## Required work
Copy the listing verbatim, excluding any images found in it.

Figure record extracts
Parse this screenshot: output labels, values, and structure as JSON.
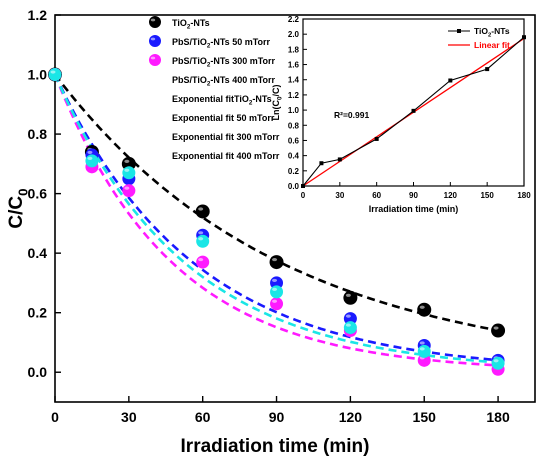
{
  "chart_data": [
    {
      "type": "scatter",
      "xlabel": "Irradiation time (min)",
      "ylabel": "C/C",
      "ylabel_sub": "0",
      "xlim": [
        0,
        195
      ],
      "ylim": [
        -0.1,
        1.2
      ],
      "xticks": [
        0,
        30,
        60,
        90,
        120,
        150,
        180
      ],
      "yticks": [
        0.0,
        0.2,
        0.4,
        0.6,
        0.8,
        1.0,
        1.2
      ],
      "x": [
        0,
        15,
        30,
        60,
        90,
        120,
        150,
        180
      ],
      "series": [
        {
          "name": "TiO2-NTs",
          "name_parts": [
            "TiO",
            "2",
            "-NTs"
          ],
          "color": "#000000",
          "values": [
            1.0,
            0.74,
            0.7,
            0.54,
            0.37,
            0.25,
            0.21,
            0.14
          ]
        },
        {
          "name": "PbS/TiO2-NTs 50 mTorr",
          "name_parts": [
            "PbS/TiO",
            "2",
            "-NTs 50 mTorr"
          ],
          "color": "#1a1aff",
          "values": [
            1.0,
            0.73,
            0.65,
            0.46,
            0.3,
            0.18,
            0.09,
            0.04
          ]
        },
        {
          "name": "PbS/TiO2-NTs 300 mTorr",
          "name_parts": [
            "PbS/TiO",
            "2",
            "-NTs 300 mTorr"
          ],
          "color": "#ff1aff",
          "values": [
            1.0,
            0.69,
            0.61,
            0.37,
            0.23,
            0.14,
            0.04,
            0.01
          ]
        },
        {
          "name": "PbS/TiO2-NTs 400 mTorr",
          "name_parts": [
            "PbS/TiO",
            "2",
            "-NTs 400 mTorr"
          ],
          "color": "#1ae6e6",
          "values": [
            1.0,
            0.71,
            0.67,
            0.44,
            0.27,
            0.15,
            0.07,
            0.03
          ]
        }
      ],
      "fits": [
        {
          "name": "Exponential fitTiO2-NTs",
          "name_parts": [
            "Exponential fitTiO",
            "2",
            "-NTs"
          ],
          "color": "#000000",
          "k": 0.0109
        },
        {
          "name": "Exponential fit 50 mTorr",
          "color": "#1a1aff",
          "k": 0.0178
        },
        {
          "name": "Exponential fit 300 mTorr",
          "color": "#ff1aff",
          "k": 0.021
        },
        {
          "name": "Exponential fit 400 mTorr",
          "color": "#1ae6e6",
          "k": 0.019
        }
      ],
      "legend": "top-left"
    },
    {
      "type": "line",
      "xlabel": "Irradiation time (min)",
      "ylabel": "Ln(C",
      "ylabel_sub": "0",
      "ylabel_tail": "/C)",
      "xlim": [
        0,
        180
      ],
      "ylim": [
        0,
        2.2
      ],
      "xticks": [
        0,
        30,
        60,
        90,
        120,
        150,
        180
      ],
      "yticks": [
        0.0,
        0.2,
        0.4,
        0.6,
        0.8,
        1.0,
        1.2,
        1.4,
        1.6,
        1.8,
        2.0,
        2.2
      ],
      "x": [
        0,
        15,
        30,
        60,
        90,
        120,
        150,
        180
      ],
      "series": [
        {
          "name": "TiO2-NTs",
          "name_parts": [
            "TiO",
            "2",
            "-NTs"
          ],
          "color": "#000000",
          "values": [
            0.0,
            0.3,
            0.35,
            0.62,
            0.99,
            1.39,
            1.54,
            1.96
          ]
        }
      ],
      "fit": {
        "name": "Linear fit",
        "color": "#ff0000",
        "slope": 0.0108,
        "intercept": 0.0
      },
      "annotation": "R²=0.991",
      "legend": "top-right"
    }
  ]
}
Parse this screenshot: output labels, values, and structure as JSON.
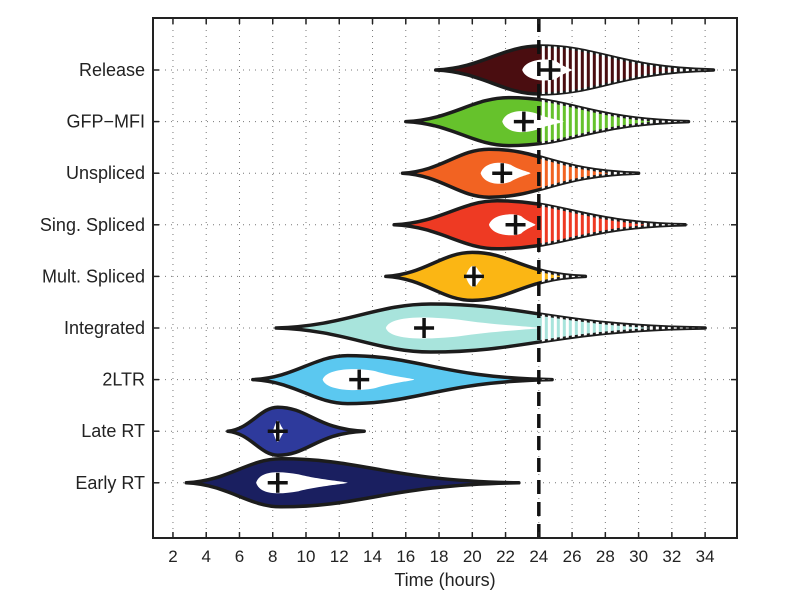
{
  "chart_data": {
    "type": "violin",
    "title": "",
    "xlabel": "Time (hours)",
    "ylabel": "",
    "xlim": [
      0,
      35
    ],
    "xticks": [
      2,
      4,
      6,
      8,
      10,
      12,
      14,
      16,
      18,
      20,
      22,
      24,
      26,
      28,
      30,
      32,
      34
    ],
    "grid": true,
    "reference_line": {
      "x": 24,
      "style": "dashed"
    },
    "categories": [
      "Release",
      "GFP−MFI",
      "Unspliced",
      "Sing. Spliced",
      "Mult. Spliced",
      "Integrated",
      "2LTR",
      "Late RT",
      "Early RT"
    ],
    "series": [
      {
        "name": "Release",
        "color": "#4a0d10",
        "min": 17.8,
        "max": 34.5,
        "mean": 24.7,
        "peak": 24.0,
        "inner": [
          23.0,
          26.0
        ]
      },
      {
        "name": "GFP−MFI",
        "color": "#66c22c",
        "min": 16.0,
        "max": 33.0,
        "mean": 23.1,
        "peak": 22.2,
        "inner": [
          21.8,
          25.5
        ]
      },
      {
        "name": "Unspliced",
        "color": "#f26322",
        "min": 15.8,
        "max": 30.0,
        "mean": 21.8,
        "peak": 21.0,
        "inner": [
          20.5,
          23.5
        ]
      },
      {
        "name": "Sing. Spliced",
        "color": "#ee3a23",
        "min": 15.3,
        "max": 32.8,
        "mean": 22.6,
        "peak": 21.5,
        "inner": [
          21.0,
          23.8
        ]
      },
      {
        "name": "Mult. Spliced",
        "color": "#fbb614",
        "min": 14.8,
        "max": 26.8,
        "mean": 20.1,
        "peak": 20.0,
        "inner": [
          19.6,
          20.7
        ]
      },
      {
        "name": "Integrated",
        "color": "#a8e4dc",
        "min": 8.2,
        "max": 34.0,
        "mean": 17.1,
        "peak": 17.5,
        "inner": [
          14.8,
          24.0
        ]
      },
      {
        "name": "2LTR",
        "color": "#5bc8f0",
        "min": 6.8,
        "max": 24.8,
        "mean": 13.2,
        "peak": 12.5,
        "inner": [
          11.0,
          16.5
        ]
      },
      {
        "name": "Late RT",
        "color": "#2e3a9c",
        "min": 5.3,
        "max": 13.5,
        "mean": 8.3,
        "peak": 8.3,
        "inner": [
          8.0,
          8.7
        ]
      },
      {
        "name": "Early RT",
        "color": "#1a1f60",
        "min": 2.8,
        "max": 22.8,
        "mean": 8.3,
        "peak": 8.5,
        "inner": [
          7.0,
          12.5
        ]
      }
    ]
  }
}
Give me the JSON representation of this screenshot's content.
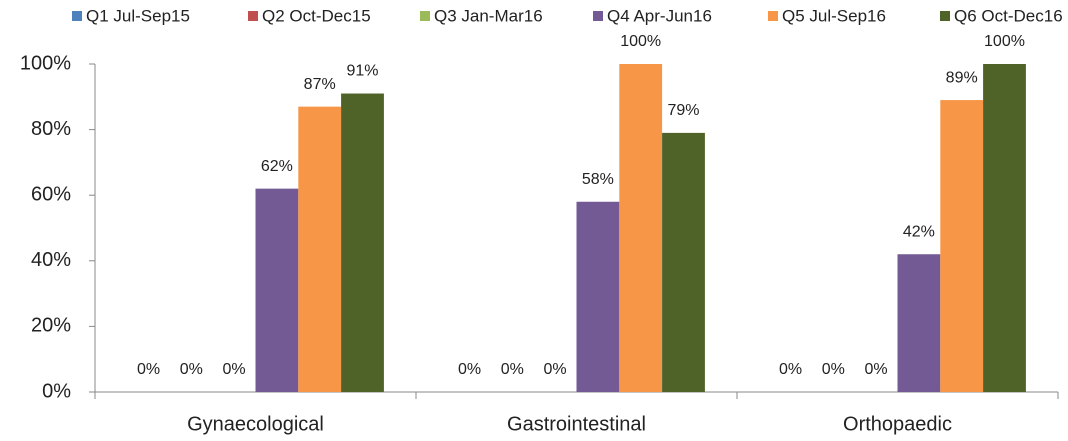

## Exercise answer
Parse this screenshot: output labels, values, and structure as JSON.
{
  "chart_data": [
    {
      "type": "scatter",
      "xlabel": "Irradiation time (min)",
      "ylabel": "C/C",
      "ylabel_sub": "0",
      "xlim": [
        0,
        195
      ],
      "ylim": [
        -0.1,
        1.2
      ],
      "xticks": [
        0,
        30,
        60,
        90,
        120,
        150,
        180
      ],
      "yticks": [
        0.0,
        0.2,
        0.4,
        0.6,
        0.8,
        1.0,
        1.2
      ],
      "x": [
        0,
        15,
        30,
        60,
        90,
        120,
        150,
        180
      ],
      "series": [
        {
          "name": "TiO2-NTs",
          "name_parts": [
            "TiO",
            "2",
            "-NTs"
          ],
          "color": "#000000",
          "values": [
            1.0,
            0.74,
            0.7,
            0.54,
            0.37,
            0.25,
            0.21,
            0.14
          ]
        },
        {
          "name": "PbS/TiO2-NTs 50 mTorr",
          "name_parts": [
            "PbS/TiO",
            "2",
            "-NTs 50 mTorr"
          ],
          "color": "#1a1aff",
          "values": [
            1.0,
            0.73,
            0.65,
            0.46,
            0.3,
            0.18,
            0.09,
            0.04
          ]
        },
        {
          "name": "PbS/TiO2-NTs 300 mTorr",
          "name_parts": [
            "PbS/TiO",
            "2",
            "-NTs 300 mTorr"
          ],
          "color": "#ff1aff",
          "values": [
            1.0,
            0.69,
            0.61,
            0.37,
            0.23,
            0.14,
            0.04,
            0.01
          ]
        },
        {
          "name": "PbS/TiO2-NTs 400 mTorr",
          "name_parts": [
            "PbS/TiO",
            "2",
            "-NTs 400 mTorr"
          ],
          "color": "#1ae6e6",
          "values": [
            1.0,
            0.71,
            0.67,
            0.44,
            0.27,
            0.15,
            0.07,
            0.03
          ]
        }
      ],
      "fits": [
        {
          "name": "Exponential fitTiO2-NTs",
          "name_parts": [
            "Exponential fitTiO",
            "2",
            "-NTs"
          ],
          "color": "#000000",
          "k": 0.0109
        },
        {
          "name": "Exponential fit 50 mTorr",
          "color": "#1a1aff",
          "k": 0.0178
        },
        {
          "name": "Exponential fit 300 mTorr",
          "color": "#ff1aff",
          "k": 0.021
        },
        {
          "name": "Exponential fit 400 mTorr",
          "color": "#1ae6e6",
          "k": 0.019
        }
      ],
      "legend": "top-left"
    },
    {
      "type": "line",
      "xlabel": "Irradiation time (min)",
      "ylabel": "Ln(C",
      "ylabel_sub": "0",
      "ylabel_tail": "/C)",
      "xlim": [
        0,
        180
      ],
      "ylim": [
        0,
        2.2
      ],
      "xticks": [
        0,
        30,
        60,
        90,
        120,
        150,
        180
      ],
      "yticks": [
        0.0,
        0.2,
        0.4,
        0.6,
        0.8,
        1.0,
        1.2,
        1.4,
        1.6,
        1.8,
        2.0,
        2.2
      ],
      "x": [
        0,
        15,
        30,
        60,
        90,
        120,
        150,
        180
      ],
      "series": [
        {
          "name": "TiO2-NTs",
          "name_parts": [
            "TiO",
            "2",
            "-NTs"
          ],
          "color": "#000000",
          "values": [
            0.0,
            0.3,
            0.35,
            0.62,
            0.99,
            1.39,
            1.54,
            1.96
          ]
        }
      ],
      "fit": {
        "name": "Linear fit",
        "color": "#ff0000",
        "slope": 0.0108,
        "intercept": 0.0
      },
      "annotation": "R²=0.991",
      "legend": "top-right"
    }
  ]
}
Parse this screenshot: output labels, values, and structure as JSON.
{
  "chart_data": {
    "type": "violin",
    "title": "",
    "xlabel": "Time (hours)",
    "ylabel": "",
    "xlim": [
      0,
      35
    ],
    "xticks": [
      2,
      4,
      6,
      8,
      10,
      12,
      14,
      16,
      18,
      20,
      22,
      24,
      26,
      28,
      30,
      32,
      34
    ],
    "grid": true,
    "reference_line": {
      "x": 24,
      "style": "dashed"
    },
    "categories": [
      "Release",
      "GFP−MFI",
      "Unspliced",
      "Sing. Spliced",
      "Mult. Spliced",
      "Integrated",
      "2LTR",
      "Late RT",
      "Early RT"
    ],
    "series": [
      {
        "name": "Release",
        "color": "#4a0d10",
        "min": 17.8,
        "max": 34.5,
        "mean": 24.7,
        "peak": 24.0,
        "inner": [
          23.0,
          26.0
        ]
      },
      {
        "name": "GFP−MFI",
        "color": "#66c22c",
        "min": 16.0,
        "max": 33.0,
        "mean": 23.1,
        "peak": 22.2,
        "inner": [
          21.8,
          25.5
        ]
      },
      {
        "name": "Unspliced",
        "color": "#f26322",
        "min": 15.8,
        "max": 30.0,
        "mean": 21.8,
        "peak": 21.0,
        "inner": [
          20.5,
          23.5
        ]
      },
      {
        "name": "Sing. Spliced",
        "color": "#ee3a23",
        "min": 15.3,
        "max": 32.8,
        "mean": 22.6,
        "peak": 21.5,
        "inner": [
          21.0,
          23.8
        ]
      },
      {
        "name": "Mult. Spliced",
        "color": "#fbb614",
        "min": 14.8,
        "max": 26.8,
        "mean": 20.1,
        "peak": 20.0,
        "inner": [
          19.6,
          20.7
        ]
      },
      {
        "name": "Integrated",
        "color": "#a8e4dc",
        "min": 8.2,
        "max": 34.0,
        "mean": 17.1,
        "peak": 17.5,
        "inner": [
          14.8,
          24.0
        ]
      },
      {
        "name": "2LTR",
        "color": "#5bc8f0",
        "min": 6.8,
        "max": 24.8,
        "mean": 13.2,
        "peak": 12.5,
        "inner": [
          11.0,
          16.5
        ]
      },
      {
        "name": "Late RT",
        "color": "#2e3a9c",
        "min": 5.3,
        "max": 13.5,
        "mean": 8.3,
        "peak": 8.3,
        "inner": [
          8.0,
          8.7
        ]
      },
      {
        "name": "Early RT",
        "color": "#1a1f60",
        "min": 2.8,
        "max": 22.8,
        "mean": 8.3,
        "peak": 8.5,
        "inner": [
          7.0,
          12.5
        ]
      }
    ]
  }
}
Give me the JSON representation of this screenshot's content.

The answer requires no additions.